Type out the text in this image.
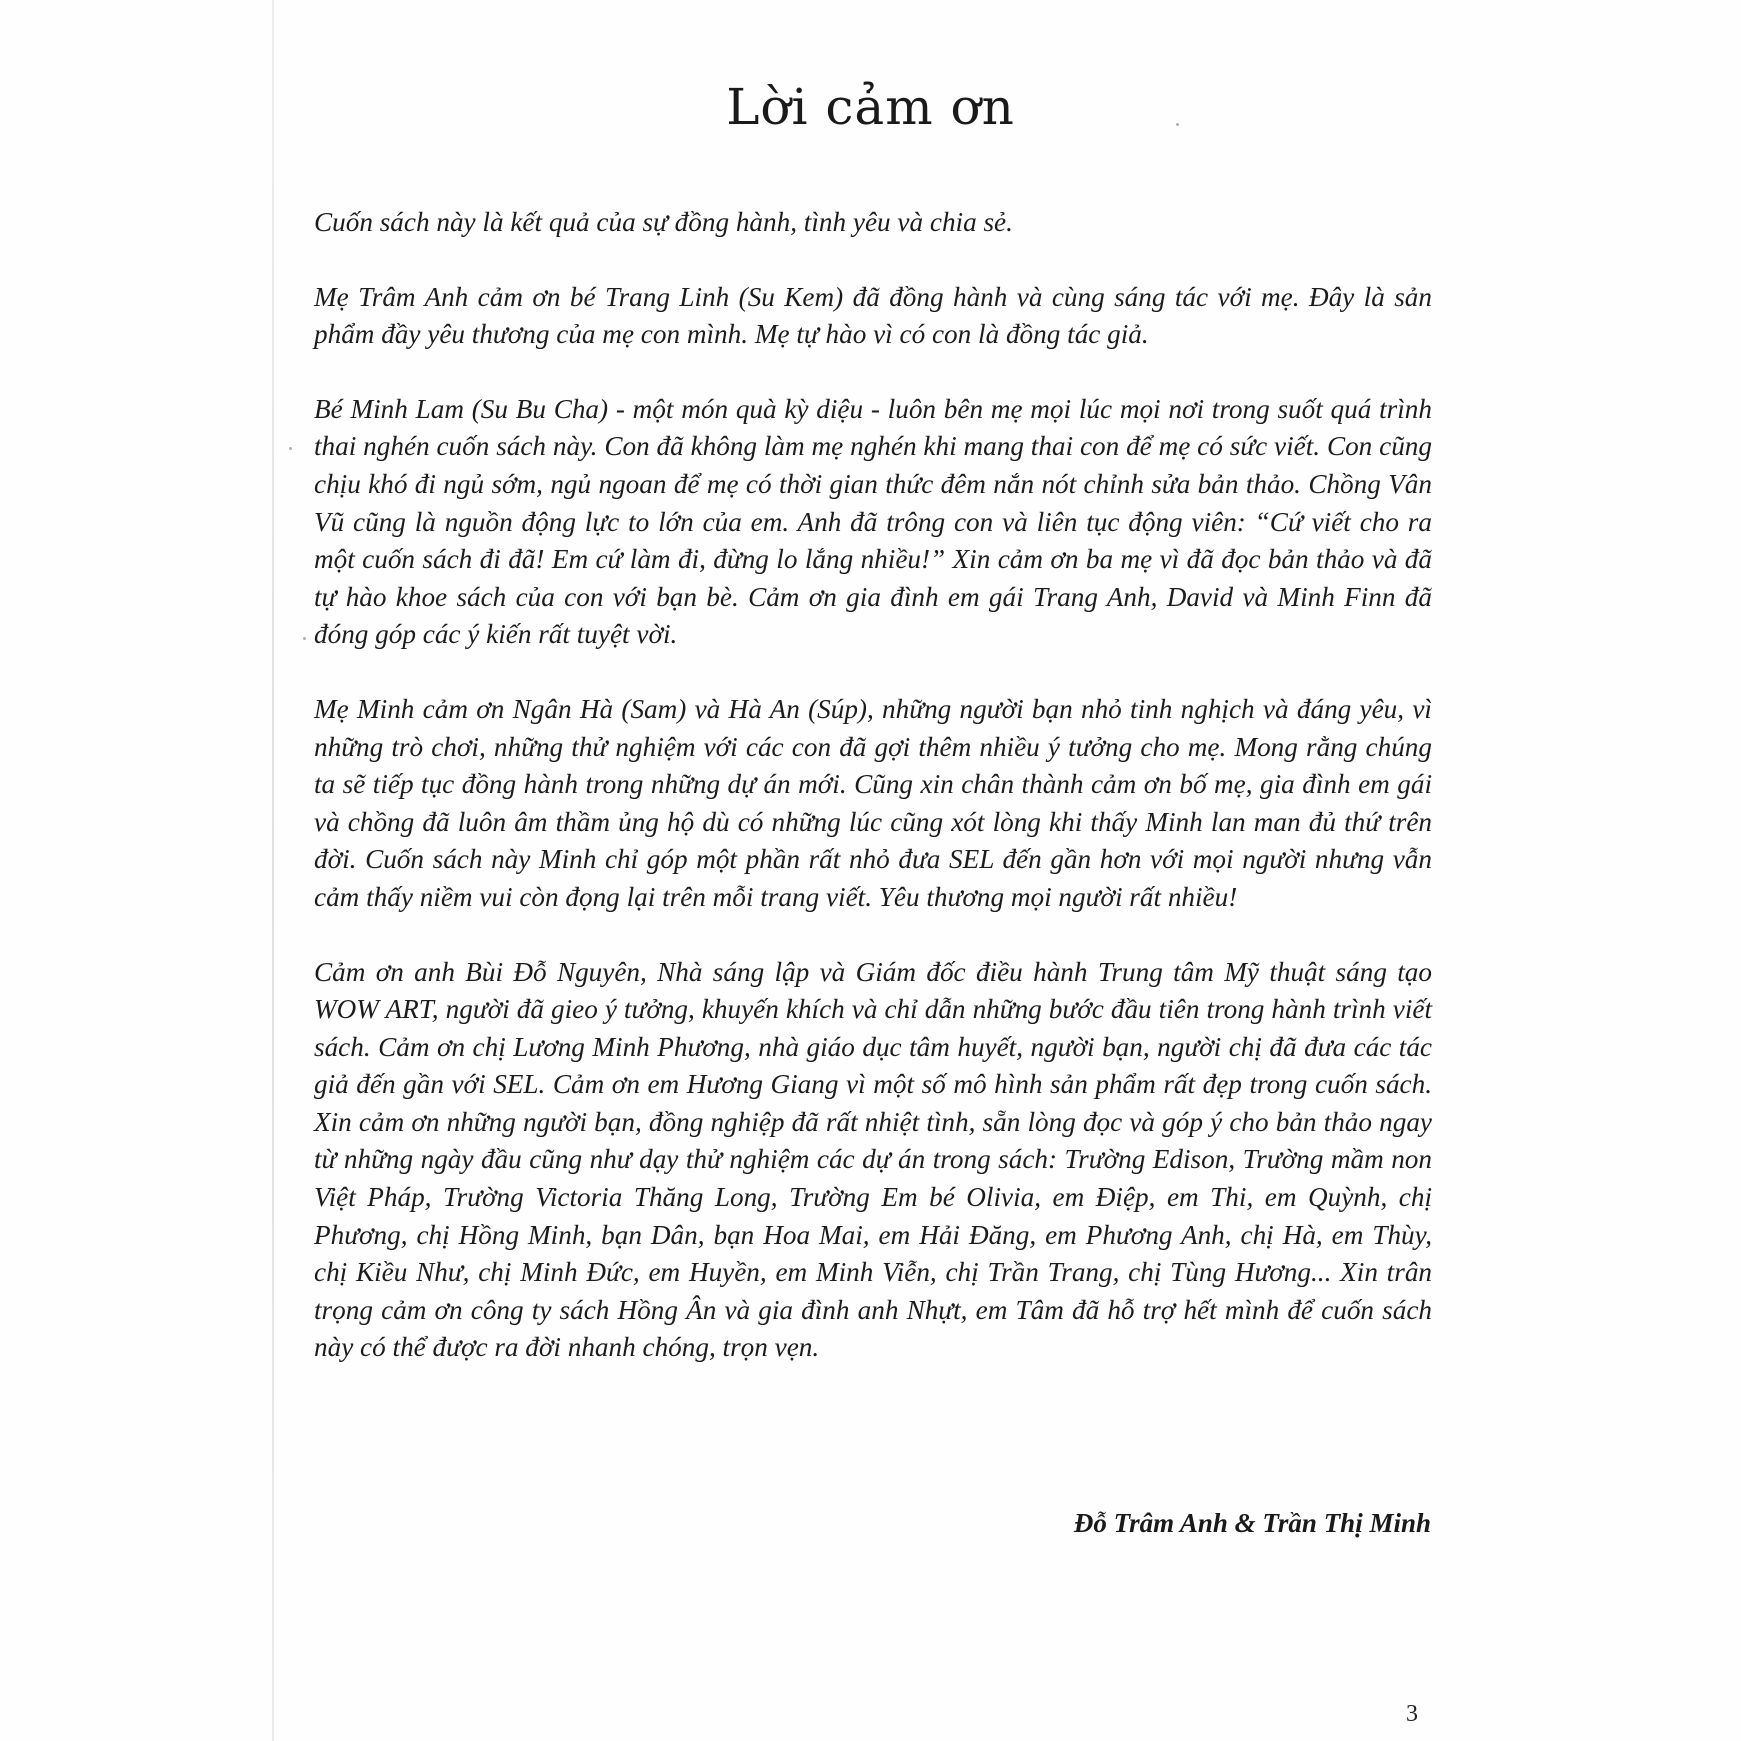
Lời cảm ơn

Cuốn sách này là kết quả của sự đồng hành, tình yêu và chia sẻ.

Mẹ Trâm Anh cảm ơn bé Trang Linh (Su Kem) đã đồng hành và cùng sáng tác với mẹ. Đây là sản phẩm đầy yêu thương của mẹ con mình. Mẹ tự hào vì có con là đồng tác giả.

Bé Minh Lam (Su Bu Cha) - một món quà kỳ diệu - luôn bên mẹ mọi lúc mọi nơi trong suốt quá trình thai nghén cuốn sách này. Con đã không làm mẹ nghén khi mang thai con để mẹ có sức viết. Con cũng chịu khó đi ngủ sớm, ngủ ngoan để mẹ có thời gian thức đêm nắn nót chỉnh sửa bản thảo. Chồng Vân Vũ cũng là nguồn động lực to lớn của em. Anh đã trông con và liên tục động viên: “Cứ viết cho ra một cuốn sách đi đã! Em cứ làm đi, đừng lo lắng nhiều!” Xin cảm ơn ba mẹ vì đã đọc bản thảo và đã tự hào khoe sách của con với bạn bè. Cảm ơn gia đình em gái Trang Anh, David và Minh Finn đã đóng góp các ý kiến rất tuyệt vời.

Mẹ Minh cảm ơn Ngân Hà (Sam) và Hà An (Súp), những người bạn nhỏ tinh nghịch và đáng yêu, vì những trò chơi, những thử nghiệm với các con đã gợi thêm nhiều ý tưởng cho mẹ. Mong rằng chúng ta sẽ tiếp tục đồng hành trong những dự án mới. Cũng xin chân thành cảm ơn bố mẹ, gia đình em gái và chồng đã luôn âm thầm ủng hộ dù có những lúc cũng xót lòng khi thấy Minh lan man đủ thứ trên đời. Cuốn sách này Minh chỉ góp một phần rất nhỏ đưa SEL đến gần hơn với mọi người nhưng vẫn cảm thấy niềm vui còn đọng lại trên mỗi trang viết. Yêu thương mọi người rất nhiều!

Cảm ơn anh Bùi Đỗ Nguyên, Nhà sáng lập và Giám đốc điều hành Trung tâm Mỹ thuật sáng tạo WOW ART, người đã gieo ý tưởng, khuyến khích và chỉ dẫn những bước đầu tiên trong hành trình viết sách. Cảm ơn chị Lương Minh Phương, nhà giáo dục tâm huyết, người bạn, người chị đã đưa các tác giả đến gần với SEL. Cảm ơn em Hương Giang vì một số mô hình sản phẩm rất đẹp trong cuốn sách. Xin cảm ơn những người bạn, đồng nghiệp đã rất nhiệt tình, sẵn lòng đọc và góp ý cho bản thảo ngay từ những ngày đầu cũng như dạy thử nghiệm các dự án trong sách: Trường Edison, Trường mầm non Việt Pháp, Trường Victoria Thăng Long, Trường Em bé Olivia, em Điệp, em Thi, em Quỳnh, chị Phương, chị Hồng Minh, bạn Dân, bạn Hoa Mai, em Hải Đăng, em Phương Anh, chị Hà, em Thùy, chị Kiều Như, chị Minh Đức, em Huyền, em Minh Viễn, chị Trần Trang, chị Tùng Hương... Xin trân trọng cảm ơn công ty sách Hồng Ân và gia đình anh Nhựt, em Tâm đã hỗ trợ hết mình để cuốn sách này có thể được ra đời nhanh chóng, trọn vẹn.

Đỗ Trâm Anh & Trần Thị Minh
3
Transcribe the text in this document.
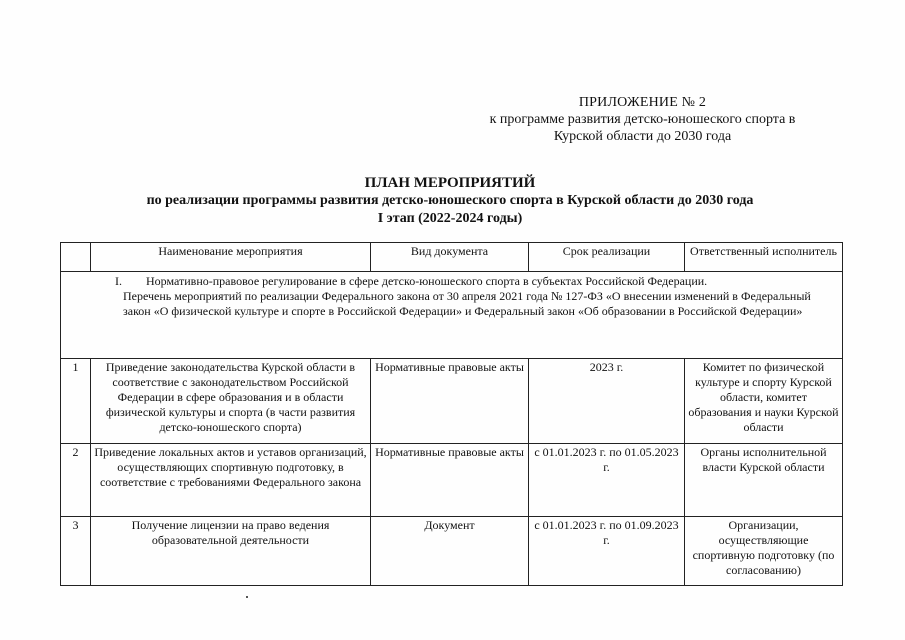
ПРИЛОЖЕНИЕ № 2
к программе развития детско-юношеского спорта в
Курской области до 2030 года
ПЛАН МЕРОПРИЯТИЙ
по реализации программы развития детско-юношеского спорта в Курской области до 2030 года
I этап (2022-2024 годы)
	Наименование мероприятия	Вид документа	Срок реализации	Ответственный исполнитель

I. Нормативно-правовое регулирование в сфере детско-юношеского спорта в субъектах Российской Федерации.
Перечень мероприятий по реализации Федерального закона от 30 апреля 2021 года № 127-ФЗ «О внесении изменений в Федеральный закон «О физической культуре и спорте в Российской Федерации» и Федеральный закон «Об образовании в Российской Федерации»				

1	Приведение законодательства Курской области в соответствие с законодательством Российской Федерации в сфере образования и в области физической культуры и спорта (в части развития детско-юношеского спорта)	Нормативные правовые акты	2023 г.	Комитет по физической культуре и спорту Курской области, комитет образования и науки Курской области
2	Приведение локальных актов и уставов организаций, осуществляющих спортивную подготовку, в соответствие с требованиями Федерального закона	Нормативные правовые акты	с 01.01.2023 г. по 01.05.2023 г.	Органы исполнительной власти Курской области
3	Получение лицензии на право ведения образовательной деятельности	Документ	с 01.01.2023 г. по 01.09.2023 г.	Организации, осуществляющие спортивную подготовку (по согласованию)
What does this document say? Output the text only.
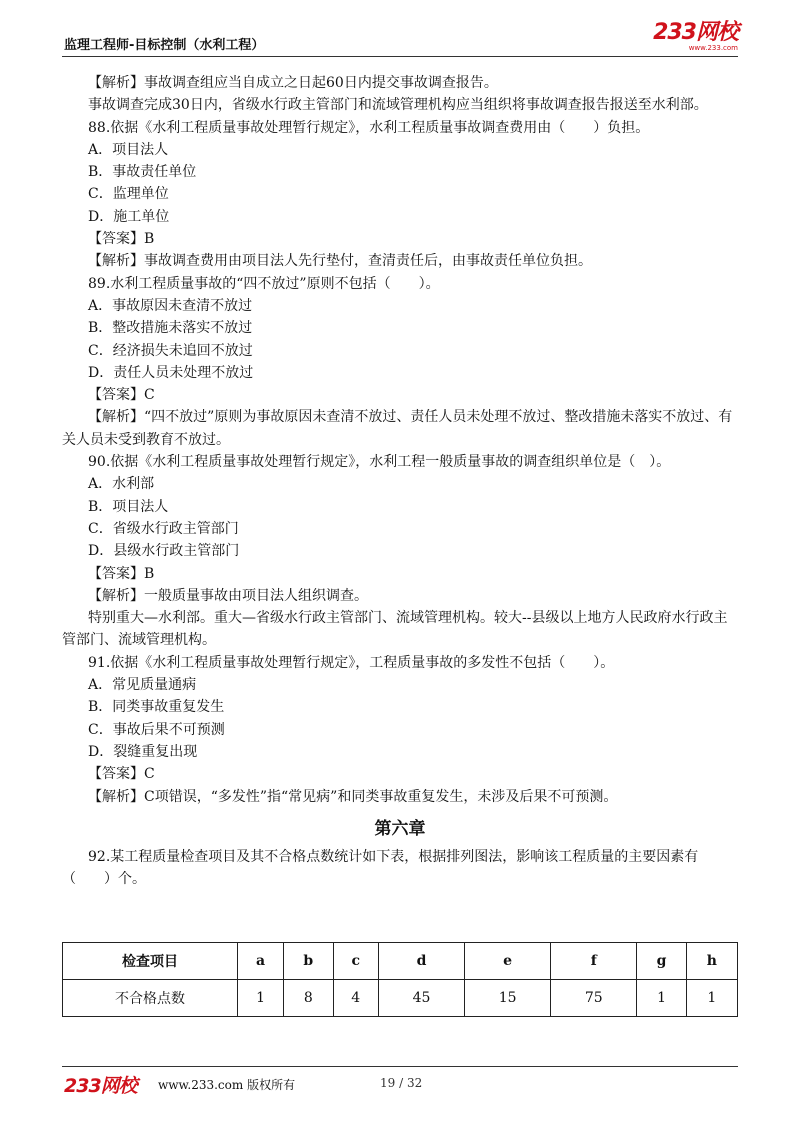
监理工程师-目标控制（水利工程）
233网校
www.233.com

【解析】事故调查组应当自成立之日起60日内提交事故调查报告。

事故调查完成30日内，省级水行政主管部门和流域管理机构应当组织将事故调查报告报送至水利部。

88.依据《水利工程质量事故处理暂行规定》，水利工程质量事故调查费用由（　　）负担。

A．项目法人

B．事故责任单位

C．监理单位

D．施工单位

【答案】B

【解析】事故调查费用由项目法人先行垫付，查清责任后，由事故责任单位负担。

89.水利工程质量事故的“四不放过”原则不包括（　　）。

A．事故原因未查清不放过

B．整改措施未落实不放过

C．经济损失未追回不放过

D．责任人员未处理不放过

【答案】C

【解析】“四不放过”原则为事故原因未查清不放过、责任人员未处理不放过、整改措施未落实不放过、有关人员未受到教育不放过。

90.依据《水利工程质量事故处理暂行规定》，水利工程一般质量事故的调查组织单位是（　）。

A．水利部

B．项目法人

C．省级水行政主管部门

D．县级水行政主管部门

【答案】B

【解析】一般质量事故由项目法人组织调查。

特别重大—水利部。重大—省级水行政主管部门、流域管理机构。较大--县级以上地方人民政府水行政主管部门、流域管理机构。

91.依据《水利工程质量事故处理暂行规定》，工程质量事故的多发性不包括（　　）。

A．常见质量通病

B．同类事故重复发生

C．事故后果不可预测

D．裂缝重复出现

【答案】C

【解析】C项错误，“多发性”指“常见病”和同类事故重复发生，未涉及后果不可预测。

第六章

92.某工程质量检查项目及其不合格点数统计如下表，根据排列图法，影响该工程质量的主要因素有（　　）个。

检查项目	a	b	c	d	e	f	g	h
不合格点数	1	8	4	45	15	75	1	1
233网校 www.233.com 版权所有	19 / 32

——————————

● **WHAT YOU HAVE TO DO**: Copy each line in the data that holds the word "sáng".

● **RESULT OF THIS EXERCISE**:
Mẹ Trâm Anh cảm ơn bé Trang Linh (Su Kem) đã đồng hành và cùng sáng tác với mẹ. Đây là sản phẩm đầy yêu thương của mẹ con mình. Mẹ tự hào vì có con là đồng tác giả.
Cảm ơn anh Bùi Đỗ Nguyên, Nhà sáng lập và Giám đốc điều hành Trung tâm Mỹ thuật sáng tạo WOW ART, người đã gieo ý tưởng, khuyến khích và chỉ dẫn những bước đầu tiên trong hành trình viết sách. Cảm ơn chị Lương Minh Phương, nhà giáo dục tâm huyết, người bạn, người chị đã đưa các tác giả đến gần với SEL. Cảm ơn em Hương Giang vì một số mô hình sản phẩm rất đẹp trong cuốn sách. Xin cảm ơn những người bạn, đồng nghiệp đã rất nhiệt tình, sẵn lòng đọc và góp ý cho bản thảo ngay từ những ngày đầu cũng như dạy thử nghiệm các dự án trong sách: Trường Edison, Trường mầm non Việt Pháp, Trường Victoria Thăng Long, Trường Em bé Olivia, em Điệp, em Thi, em Quỳnh, chị Phương, chị Hồng Minh, bạn Dân, bạn Hoa Mai, em Hải Đăng, em Phương Anh, chị Hà, em Thùy, chị Kiều Như, chị Minh Đức, em Huyền, em Minh Viễn, chị Trần Trang, chị Tùng Hương... Xin trân trọng cảm ơn công ty sách Hồng Ân và gia đình anh Nhựt, em Tâm đã hỗ trợ hết mình để cuốn sách này có thể được ra đời nhanh chóng, trọn vẹn.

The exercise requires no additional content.